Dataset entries
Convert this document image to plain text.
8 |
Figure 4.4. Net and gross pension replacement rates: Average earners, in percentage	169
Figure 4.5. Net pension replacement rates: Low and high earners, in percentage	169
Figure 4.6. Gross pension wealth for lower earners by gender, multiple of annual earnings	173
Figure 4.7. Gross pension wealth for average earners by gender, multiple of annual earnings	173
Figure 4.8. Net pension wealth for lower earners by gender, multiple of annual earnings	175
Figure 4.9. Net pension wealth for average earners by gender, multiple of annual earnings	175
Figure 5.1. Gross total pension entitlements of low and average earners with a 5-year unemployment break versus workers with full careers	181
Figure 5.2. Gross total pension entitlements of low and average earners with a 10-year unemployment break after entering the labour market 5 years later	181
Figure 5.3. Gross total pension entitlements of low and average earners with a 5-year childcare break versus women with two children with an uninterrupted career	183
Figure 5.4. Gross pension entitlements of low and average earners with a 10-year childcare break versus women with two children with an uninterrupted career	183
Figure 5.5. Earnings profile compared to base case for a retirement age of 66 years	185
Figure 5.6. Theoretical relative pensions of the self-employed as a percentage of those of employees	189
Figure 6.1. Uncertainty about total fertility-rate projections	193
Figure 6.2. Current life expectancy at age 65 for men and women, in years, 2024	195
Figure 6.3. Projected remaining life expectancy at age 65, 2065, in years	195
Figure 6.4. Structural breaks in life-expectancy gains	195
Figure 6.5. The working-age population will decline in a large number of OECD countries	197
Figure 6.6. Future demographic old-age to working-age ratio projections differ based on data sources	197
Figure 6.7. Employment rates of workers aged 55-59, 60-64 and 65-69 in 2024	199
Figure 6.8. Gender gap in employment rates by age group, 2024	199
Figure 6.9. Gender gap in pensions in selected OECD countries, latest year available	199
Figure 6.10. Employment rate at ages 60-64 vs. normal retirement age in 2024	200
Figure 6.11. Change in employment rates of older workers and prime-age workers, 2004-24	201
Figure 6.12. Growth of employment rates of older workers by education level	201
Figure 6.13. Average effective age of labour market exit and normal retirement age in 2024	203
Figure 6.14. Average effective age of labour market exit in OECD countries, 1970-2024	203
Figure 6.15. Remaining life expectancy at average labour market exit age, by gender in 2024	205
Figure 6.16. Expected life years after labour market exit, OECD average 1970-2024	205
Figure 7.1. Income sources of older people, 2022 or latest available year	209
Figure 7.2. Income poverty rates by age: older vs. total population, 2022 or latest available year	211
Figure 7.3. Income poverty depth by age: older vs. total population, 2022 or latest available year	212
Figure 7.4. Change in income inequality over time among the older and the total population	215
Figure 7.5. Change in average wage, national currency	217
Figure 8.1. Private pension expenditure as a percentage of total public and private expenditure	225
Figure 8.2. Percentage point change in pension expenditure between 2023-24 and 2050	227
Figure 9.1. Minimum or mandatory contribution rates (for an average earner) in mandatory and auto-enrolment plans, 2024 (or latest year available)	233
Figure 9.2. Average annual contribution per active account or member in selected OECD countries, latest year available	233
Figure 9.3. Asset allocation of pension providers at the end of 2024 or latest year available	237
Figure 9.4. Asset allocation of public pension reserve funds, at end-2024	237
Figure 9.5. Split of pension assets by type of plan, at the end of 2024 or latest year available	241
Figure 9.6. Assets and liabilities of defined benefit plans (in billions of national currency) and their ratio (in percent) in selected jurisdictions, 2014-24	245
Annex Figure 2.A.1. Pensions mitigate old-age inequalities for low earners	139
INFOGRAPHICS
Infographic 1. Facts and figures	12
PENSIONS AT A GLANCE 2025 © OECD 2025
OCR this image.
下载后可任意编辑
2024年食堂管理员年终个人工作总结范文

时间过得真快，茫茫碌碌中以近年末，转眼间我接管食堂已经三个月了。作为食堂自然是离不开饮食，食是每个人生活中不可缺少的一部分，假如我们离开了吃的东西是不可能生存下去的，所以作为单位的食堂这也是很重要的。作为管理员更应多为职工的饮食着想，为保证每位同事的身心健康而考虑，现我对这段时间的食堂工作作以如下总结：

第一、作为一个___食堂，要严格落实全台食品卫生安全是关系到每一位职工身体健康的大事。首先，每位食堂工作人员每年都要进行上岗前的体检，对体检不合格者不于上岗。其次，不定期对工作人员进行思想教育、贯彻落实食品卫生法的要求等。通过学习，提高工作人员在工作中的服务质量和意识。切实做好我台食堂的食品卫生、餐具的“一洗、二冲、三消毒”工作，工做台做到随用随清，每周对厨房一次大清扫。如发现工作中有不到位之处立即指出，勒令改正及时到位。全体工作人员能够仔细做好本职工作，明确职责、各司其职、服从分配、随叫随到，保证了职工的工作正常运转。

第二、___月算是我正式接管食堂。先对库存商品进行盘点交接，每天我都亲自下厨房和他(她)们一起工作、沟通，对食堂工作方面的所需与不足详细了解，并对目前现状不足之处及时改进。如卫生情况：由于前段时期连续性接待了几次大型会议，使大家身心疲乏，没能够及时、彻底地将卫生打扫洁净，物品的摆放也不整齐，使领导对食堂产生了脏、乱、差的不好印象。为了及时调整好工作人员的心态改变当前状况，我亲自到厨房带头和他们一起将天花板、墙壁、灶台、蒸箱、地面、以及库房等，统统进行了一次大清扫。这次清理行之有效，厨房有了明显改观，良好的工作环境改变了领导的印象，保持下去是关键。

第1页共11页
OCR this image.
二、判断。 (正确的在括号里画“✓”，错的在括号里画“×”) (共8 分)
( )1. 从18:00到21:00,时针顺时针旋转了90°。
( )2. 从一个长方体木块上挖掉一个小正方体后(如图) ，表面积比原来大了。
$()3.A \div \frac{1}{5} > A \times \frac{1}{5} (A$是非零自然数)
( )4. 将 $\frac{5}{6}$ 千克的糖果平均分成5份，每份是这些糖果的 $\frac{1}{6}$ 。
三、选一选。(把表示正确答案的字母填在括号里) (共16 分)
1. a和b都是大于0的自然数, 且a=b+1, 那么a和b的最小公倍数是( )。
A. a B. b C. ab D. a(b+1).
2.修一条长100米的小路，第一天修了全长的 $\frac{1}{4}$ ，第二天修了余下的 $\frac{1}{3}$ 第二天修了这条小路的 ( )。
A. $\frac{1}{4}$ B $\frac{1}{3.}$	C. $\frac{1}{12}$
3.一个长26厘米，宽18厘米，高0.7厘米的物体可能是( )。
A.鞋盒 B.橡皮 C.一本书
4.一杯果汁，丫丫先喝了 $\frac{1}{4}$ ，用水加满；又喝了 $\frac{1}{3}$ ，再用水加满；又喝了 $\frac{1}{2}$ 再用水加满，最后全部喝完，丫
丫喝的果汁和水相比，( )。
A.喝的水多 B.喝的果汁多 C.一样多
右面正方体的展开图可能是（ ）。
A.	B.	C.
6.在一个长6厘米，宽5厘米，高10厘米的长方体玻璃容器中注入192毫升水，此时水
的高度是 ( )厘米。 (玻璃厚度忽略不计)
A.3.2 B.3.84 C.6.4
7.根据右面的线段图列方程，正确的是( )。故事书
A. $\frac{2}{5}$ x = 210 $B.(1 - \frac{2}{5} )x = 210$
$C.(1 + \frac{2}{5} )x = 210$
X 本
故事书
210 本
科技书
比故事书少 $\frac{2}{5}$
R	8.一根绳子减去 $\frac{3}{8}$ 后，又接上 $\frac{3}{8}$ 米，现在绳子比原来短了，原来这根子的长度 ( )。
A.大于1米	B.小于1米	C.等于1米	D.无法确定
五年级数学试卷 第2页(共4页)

**Goal**
Search the records for the word "available" and copy every line where it occurs.

**Exercise result**
Figure 6.9. Gender gap in pensions in selected OECD countries, latest year available	199
Figure 7.1. Income sources of older people, 2022 or latest available year	209
Figure 7.2. Income poverty rates by age: older vs. total population, 2022 or latest available year	211
Figure 7.3. Income poverty depth by age: older vs. total population, 2022 or latest available year	212
Figure 9.1. Minimum or mandatory contribution rates (for an average earner) in mandatory and auto-enrolment plans, 2024 (or latest year available)	233
Figure 9.2. Average annual contribution per active account or member in selected OECD countries, latest year available	233
Figure 9.3. Asset allocation of pension providers at the end of 2024 or latest year available	237
Figure 9.5. Split of pension assets by type of plan, at the end of 2024 or latest year available	241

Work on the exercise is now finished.